Saved entries
------------------------

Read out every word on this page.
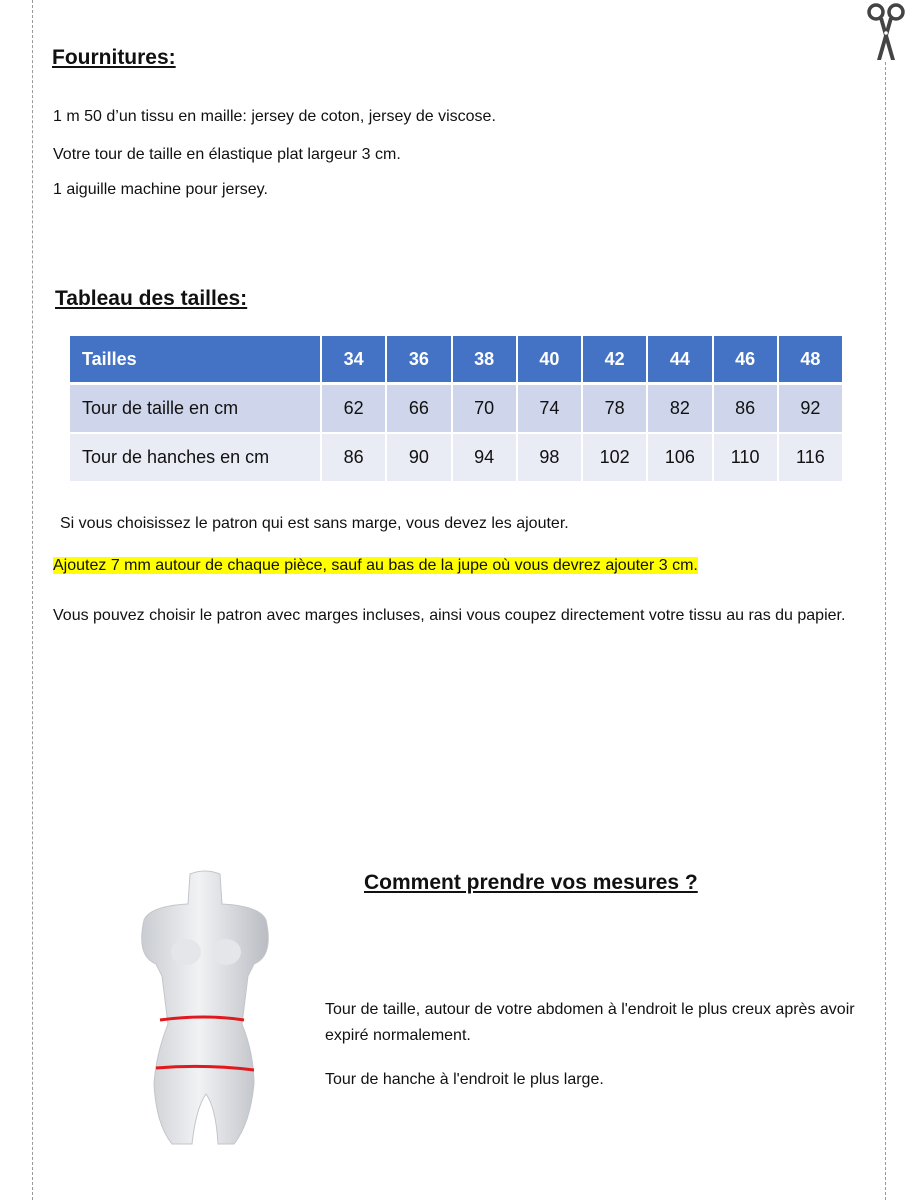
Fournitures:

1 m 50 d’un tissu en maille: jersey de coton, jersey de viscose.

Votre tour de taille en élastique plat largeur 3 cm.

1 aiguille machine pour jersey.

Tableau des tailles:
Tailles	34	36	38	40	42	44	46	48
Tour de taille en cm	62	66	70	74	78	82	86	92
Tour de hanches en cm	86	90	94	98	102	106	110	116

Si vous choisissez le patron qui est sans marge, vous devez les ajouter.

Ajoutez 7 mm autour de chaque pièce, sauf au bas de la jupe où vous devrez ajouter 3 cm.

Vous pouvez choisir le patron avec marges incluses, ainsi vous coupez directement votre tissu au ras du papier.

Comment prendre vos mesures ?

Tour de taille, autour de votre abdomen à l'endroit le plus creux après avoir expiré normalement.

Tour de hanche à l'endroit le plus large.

------------------------

What the task requires:
Only lines with the string "tissu" belong in your answer; copy each one.

Complete response:
1 m 50 d’un tissu en maille: jersey de coton, jersey de viscose.
Vous pouvez choisir le patron avec marges incluses, ainsi vous coupez directement votre tissu au ras du papier.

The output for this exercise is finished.